Pull each line containing "category" out of the data and copy it.

Data entries
= = =

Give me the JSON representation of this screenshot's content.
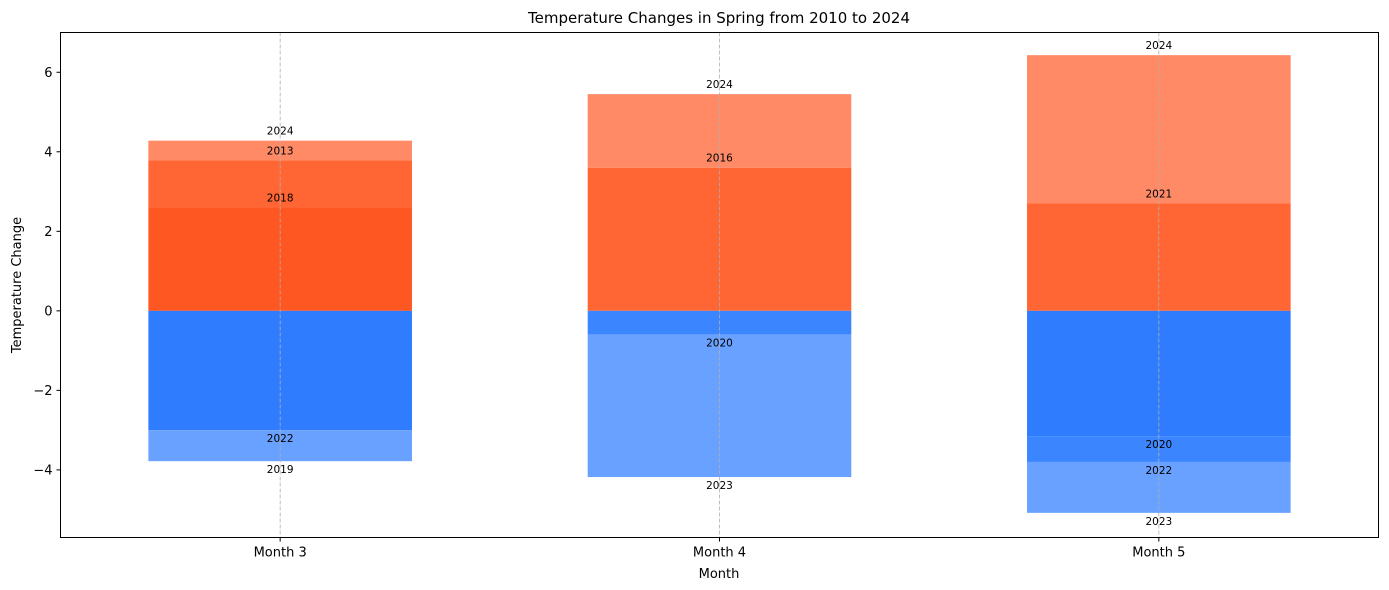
{
  "chart_data": {
    "type": "bar",
    "stacked": true,
    "title": "Temperature Changes in Spring from 2010 to 2024",
    "xlabel": "Month",
    "ylabel": "Temperature Change",
    "ylim": [
      -5.7,
      7.0
    ],
    "yticks": [
      -4,
      -2,
      0,
      2,
      4,
      6
    ],
    "grid": "x-only dashed",
    "categories": [
      "Month 3",
      "Month 4",
      "Month 5"
    ],
    "bars": [
      {
        "category": "Month 3",
        "segments": [
          {
            "year": "2018",
            "value": 2.6,
            "color": "#ff5722"
          },
          {
            "year": "2013",
            "value": 1.18,
            "color": "#ff6633"
          },
          {
            "year": "2024",
            "value": 0.5,
            "color": "#ff8a65"
          },
          {
            "year": "2022",
            "value": -3.0,
            "color": "#2f7cff"
          },
          {
            "year": "2019",
            "value": -0.78,
            "color": "#68a1ff"
          }
        ]
      },
      {
        "category": "Month 4",
        "segments": [
          {
            "year": "2016",
            "value": 3.6,
            "color": "#ff6633"
          },
          {
            "year": "2024",
            "value": 1.85,
            "color": "#ff8a65"
          },
          {
            "year": "2020",
            "value": -0.6,
            "color": "#3b86ff"
          },
          {
            "year": "2023",
            "value": -3.58,
            "color": "#68a1ff"
          }
        ]
      },
      {
        "category": "Month 5",
        "segments": [
          {
            "year": "2021",
            "value": 2.7,
            "color": "#ff6633"
          },
          {
            "year": "2024",
            "value": 3.73,
            "color": "#ff8a65"
          },
          {
            "year": "2020",
            "value": -3.15,
            "color": "#2f7cff"
          },
          {
            "year": "2022",
            "value": -0.65,
            "color": "#3b86ff"
          },
          {
            "year": "2023",
            "value": -1.28,
            "color": "#68a1ff"
          }
        ]
      }
    ]
  }
}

= = =

Result for this task.
        "category": "Month 3",
        "category": "Month 4",
        "category": "Month 5",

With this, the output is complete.